◆ **Exercise**
Find how many lines in the data below include the word "text", then write only that number.

◆ **Entries shown**
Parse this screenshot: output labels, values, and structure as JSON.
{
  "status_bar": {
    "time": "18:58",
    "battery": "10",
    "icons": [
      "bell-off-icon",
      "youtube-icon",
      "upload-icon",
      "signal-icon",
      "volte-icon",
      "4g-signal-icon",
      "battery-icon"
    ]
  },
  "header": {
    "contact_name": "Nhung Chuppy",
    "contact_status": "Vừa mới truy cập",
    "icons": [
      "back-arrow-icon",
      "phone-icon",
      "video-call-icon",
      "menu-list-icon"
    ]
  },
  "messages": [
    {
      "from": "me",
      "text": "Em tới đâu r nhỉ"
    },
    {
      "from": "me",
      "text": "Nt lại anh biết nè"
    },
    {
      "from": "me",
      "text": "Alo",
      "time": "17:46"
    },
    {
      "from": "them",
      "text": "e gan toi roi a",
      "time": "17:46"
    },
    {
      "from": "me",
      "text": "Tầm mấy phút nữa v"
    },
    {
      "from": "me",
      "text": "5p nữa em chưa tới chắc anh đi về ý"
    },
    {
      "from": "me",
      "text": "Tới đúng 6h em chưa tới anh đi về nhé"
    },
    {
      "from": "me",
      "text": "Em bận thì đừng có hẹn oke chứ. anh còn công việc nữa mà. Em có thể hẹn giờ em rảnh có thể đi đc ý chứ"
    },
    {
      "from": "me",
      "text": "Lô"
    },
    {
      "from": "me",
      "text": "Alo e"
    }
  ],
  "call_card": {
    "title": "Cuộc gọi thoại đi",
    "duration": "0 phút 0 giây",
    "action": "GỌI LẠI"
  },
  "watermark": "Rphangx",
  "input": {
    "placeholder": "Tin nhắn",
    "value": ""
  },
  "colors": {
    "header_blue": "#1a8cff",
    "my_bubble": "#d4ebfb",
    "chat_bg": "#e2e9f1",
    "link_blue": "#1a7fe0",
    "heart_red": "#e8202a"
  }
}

◆ **Solution**
10